> Figure record extracts
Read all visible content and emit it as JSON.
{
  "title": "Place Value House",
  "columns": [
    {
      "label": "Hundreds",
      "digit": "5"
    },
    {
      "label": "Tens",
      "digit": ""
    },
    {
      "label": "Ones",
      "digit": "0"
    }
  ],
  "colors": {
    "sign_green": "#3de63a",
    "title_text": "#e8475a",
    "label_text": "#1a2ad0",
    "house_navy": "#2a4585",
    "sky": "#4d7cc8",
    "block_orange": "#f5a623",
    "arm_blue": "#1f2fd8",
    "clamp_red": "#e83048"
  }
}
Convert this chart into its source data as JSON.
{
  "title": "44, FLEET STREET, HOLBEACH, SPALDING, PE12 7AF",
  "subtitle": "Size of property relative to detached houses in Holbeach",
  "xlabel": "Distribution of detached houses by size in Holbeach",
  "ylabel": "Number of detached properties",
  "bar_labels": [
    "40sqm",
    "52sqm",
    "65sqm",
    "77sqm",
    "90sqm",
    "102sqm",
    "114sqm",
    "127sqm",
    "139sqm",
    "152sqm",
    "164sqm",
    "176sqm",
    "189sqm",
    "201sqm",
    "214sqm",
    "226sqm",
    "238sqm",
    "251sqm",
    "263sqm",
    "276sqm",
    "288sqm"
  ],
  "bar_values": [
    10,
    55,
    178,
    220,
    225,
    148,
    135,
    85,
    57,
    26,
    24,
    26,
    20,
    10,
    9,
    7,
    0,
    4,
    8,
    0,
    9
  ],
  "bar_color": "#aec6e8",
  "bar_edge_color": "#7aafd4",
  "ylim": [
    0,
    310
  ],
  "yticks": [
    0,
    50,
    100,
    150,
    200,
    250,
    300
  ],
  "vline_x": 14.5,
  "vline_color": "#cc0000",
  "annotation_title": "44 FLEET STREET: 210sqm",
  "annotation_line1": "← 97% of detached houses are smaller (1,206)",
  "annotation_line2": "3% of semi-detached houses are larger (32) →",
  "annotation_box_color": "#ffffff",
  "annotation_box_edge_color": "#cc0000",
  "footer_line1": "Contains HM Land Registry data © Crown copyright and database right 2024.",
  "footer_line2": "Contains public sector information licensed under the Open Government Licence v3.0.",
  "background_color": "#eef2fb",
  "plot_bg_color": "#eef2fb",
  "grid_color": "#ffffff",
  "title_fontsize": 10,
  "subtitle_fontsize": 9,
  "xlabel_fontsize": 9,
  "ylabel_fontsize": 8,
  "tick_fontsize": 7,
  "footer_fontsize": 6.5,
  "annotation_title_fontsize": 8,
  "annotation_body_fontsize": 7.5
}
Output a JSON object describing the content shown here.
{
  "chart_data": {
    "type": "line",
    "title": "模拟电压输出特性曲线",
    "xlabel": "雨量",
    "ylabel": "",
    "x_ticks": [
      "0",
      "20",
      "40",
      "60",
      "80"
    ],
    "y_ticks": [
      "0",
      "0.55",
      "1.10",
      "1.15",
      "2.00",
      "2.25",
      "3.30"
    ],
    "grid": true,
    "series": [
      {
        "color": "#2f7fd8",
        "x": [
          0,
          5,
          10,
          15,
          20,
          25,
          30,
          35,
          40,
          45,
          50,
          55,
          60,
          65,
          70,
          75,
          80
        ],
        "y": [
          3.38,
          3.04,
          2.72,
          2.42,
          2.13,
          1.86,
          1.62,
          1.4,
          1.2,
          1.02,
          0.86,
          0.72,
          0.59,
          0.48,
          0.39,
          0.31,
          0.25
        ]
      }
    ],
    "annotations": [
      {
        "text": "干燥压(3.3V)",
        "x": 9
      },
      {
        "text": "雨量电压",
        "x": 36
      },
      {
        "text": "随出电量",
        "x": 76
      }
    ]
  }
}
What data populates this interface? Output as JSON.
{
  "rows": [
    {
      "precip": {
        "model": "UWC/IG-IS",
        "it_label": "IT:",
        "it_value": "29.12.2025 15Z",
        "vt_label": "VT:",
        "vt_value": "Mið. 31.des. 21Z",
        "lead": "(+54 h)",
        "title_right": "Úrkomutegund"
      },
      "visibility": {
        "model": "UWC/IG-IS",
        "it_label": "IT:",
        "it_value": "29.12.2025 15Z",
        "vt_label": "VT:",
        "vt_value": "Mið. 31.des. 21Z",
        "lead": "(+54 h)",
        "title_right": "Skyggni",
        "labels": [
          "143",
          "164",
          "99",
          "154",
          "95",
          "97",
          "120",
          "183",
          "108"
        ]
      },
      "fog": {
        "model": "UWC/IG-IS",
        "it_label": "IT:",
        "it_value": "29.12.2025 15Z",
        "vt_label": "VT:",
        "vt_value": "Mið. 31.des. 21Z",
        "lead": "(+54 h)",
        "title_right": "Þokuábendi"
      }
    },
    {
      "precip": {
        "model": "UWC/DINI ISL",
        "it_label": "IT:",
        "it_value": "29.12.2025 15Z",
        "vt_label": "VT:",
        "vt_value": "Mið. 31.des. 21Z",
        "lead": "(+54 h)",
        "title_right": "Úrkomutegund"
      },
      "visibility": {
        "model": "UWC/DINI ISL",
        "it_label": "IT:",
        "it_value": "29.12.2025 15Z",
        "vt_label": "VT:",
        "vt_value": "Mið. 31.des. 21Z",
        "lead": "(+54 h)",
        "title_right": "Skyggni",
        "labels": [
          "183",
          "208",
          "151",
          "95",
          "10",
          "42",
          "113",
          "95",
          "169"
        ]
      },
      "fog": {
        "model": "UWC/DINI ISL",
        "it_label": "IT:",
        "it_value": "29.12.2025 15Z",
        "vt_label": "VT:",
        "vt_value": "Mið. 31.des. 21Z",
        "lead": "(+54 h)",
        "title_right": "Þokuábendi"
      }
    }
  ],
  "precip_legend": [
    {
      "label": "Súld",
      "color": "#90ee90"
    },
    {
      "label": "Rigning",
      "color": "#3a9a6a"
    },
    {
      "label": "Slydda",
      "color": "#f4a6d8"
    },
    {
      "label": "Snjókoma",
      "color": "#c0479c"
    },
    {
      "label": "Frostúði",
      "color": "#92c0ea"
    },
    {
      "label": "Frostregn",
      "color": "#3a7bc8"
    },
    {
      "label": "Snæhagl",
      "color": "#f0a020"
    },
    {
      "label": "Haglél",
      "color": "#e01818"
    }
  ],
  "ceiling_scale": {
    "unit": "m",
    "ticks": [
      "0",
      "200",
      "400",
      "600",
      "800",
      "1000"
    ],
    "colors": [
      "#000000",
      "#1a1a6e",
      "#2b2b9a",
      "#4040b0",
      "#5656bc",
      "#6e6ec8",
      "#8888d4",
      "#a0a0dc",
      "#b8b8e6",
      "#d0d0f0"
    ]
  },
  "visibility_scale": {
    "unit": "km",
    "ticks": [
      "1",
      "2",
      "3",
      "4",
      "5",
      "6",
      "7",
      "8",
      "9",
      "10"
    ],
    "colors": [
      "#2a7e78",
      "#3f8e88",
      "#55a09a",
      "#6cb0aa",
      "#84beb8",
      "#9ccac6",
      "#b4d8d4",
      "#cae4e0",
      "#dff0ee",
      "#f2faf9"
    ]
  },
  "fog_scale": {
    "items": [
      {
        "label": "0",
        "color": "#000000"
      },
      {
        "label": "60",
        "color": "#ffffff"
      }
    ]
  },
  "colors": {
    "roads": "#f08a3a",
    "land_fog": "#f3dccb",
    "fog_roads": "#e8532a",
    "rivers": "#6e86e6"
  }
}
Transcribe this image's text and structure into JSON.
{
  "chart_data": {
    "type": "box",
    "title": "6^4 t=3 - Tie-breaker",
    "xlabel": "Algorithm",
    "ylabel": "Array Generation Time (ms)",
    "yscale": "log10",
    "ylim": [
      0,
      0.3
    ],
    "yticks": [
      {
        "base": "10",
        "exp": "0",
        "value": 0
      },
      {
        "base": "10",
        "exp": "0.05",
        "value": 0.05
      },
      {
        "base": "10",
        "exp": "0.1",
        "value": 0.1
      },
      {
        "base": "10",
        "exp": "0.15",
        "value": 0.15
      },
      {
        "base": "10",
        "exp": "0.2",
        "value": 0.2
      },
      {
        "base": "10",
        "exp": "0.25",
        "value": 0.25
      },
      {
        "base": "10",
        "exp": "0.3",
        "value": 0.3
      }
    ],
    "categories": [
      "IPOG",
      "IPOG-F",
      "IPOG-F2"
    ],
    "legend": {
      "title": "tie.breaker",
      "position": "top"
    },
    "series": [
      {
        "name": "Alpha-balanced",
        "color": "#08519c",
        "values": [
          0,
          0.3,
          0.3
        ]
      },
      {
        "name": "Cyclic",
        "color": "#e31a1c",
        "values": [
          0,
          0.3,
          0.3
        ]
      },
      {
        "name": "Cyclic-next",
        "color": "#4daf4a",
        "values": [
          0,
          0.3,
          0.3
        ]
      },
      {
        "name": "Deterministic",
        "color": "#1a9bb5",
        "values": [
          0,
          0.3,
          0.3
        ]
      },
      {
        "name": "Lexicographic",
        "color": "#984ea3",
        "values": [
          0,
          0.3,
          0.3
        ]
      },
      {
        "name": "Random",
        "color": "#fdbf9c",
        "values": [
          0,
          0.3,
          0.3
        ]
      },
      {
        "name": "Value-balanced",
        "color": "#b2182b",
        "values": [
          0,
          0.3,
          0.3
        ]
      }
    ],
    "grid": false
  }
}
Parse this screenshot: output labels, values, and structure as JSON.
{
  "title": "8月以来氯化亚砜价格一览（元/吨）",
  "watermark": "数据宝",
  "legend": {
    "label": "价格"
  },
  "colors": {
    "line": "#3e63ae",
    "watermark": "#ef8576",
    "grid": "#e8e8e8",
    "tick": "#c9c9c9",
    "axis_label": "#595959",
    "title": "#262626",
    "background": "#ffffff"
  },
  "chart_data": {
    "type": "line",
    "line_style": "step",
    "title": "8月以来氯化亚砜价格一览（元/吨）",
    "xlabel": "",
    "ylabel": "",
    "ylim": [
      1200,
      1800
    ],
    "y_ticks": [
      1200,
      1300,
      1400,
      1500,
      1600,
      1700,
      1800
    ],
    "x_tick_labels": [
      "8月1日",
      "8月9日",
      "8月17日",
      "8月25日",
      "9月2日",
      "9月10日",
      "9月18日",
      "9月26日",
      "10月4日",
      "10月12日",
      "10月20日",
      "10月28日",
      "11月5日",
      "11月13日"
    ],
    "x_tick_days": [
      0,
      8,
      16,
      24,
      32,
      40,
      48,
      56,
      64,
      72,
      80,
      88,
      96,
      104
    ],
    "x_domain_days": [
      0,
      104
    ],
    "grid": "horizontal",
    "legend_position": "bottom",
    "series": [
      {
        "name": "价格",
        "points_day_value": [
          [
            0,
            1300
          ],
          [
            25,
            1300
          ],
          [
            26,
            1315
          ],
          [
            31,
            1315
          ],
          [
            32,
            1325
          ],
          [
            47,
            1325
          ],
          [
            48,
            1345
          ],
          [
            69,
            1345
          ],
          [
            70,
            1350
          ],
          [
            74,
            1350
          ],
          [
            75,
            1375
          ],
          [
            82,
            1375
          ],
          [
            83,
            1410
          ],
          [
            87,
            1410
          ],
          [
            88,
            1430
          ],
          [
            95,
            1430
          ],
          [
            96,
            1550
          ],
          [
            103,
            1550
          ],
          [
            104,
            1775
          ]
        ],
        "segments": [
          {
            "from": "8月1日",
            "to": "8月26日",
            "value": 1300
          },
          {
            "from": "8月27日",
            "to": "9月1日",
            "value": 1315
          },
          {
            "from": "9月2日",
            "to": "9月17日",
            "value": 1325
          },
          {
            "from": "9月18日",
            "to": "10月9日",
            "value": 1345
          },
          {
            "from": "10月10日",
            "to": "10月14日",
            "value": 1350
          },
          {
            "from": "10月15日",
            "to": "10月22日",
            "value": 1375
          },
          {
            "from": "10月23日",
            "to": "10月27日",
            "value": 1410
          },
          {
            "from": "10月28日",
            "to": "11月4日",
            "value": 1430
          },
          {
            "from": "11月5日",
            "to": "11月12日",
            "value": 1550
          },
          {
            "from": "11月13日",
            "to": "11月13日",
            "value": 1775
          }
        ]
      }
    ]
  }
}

> Set exercise
Which lines above contain the word "this"? Copy each of them.

> Full solution
Convert this chart into its source data as JSON.
What data populates this interface? Output as JSON.
Transcribe this image's text and structure into JSON.
Parse this screenshot: output labels, values, and structure as JSON.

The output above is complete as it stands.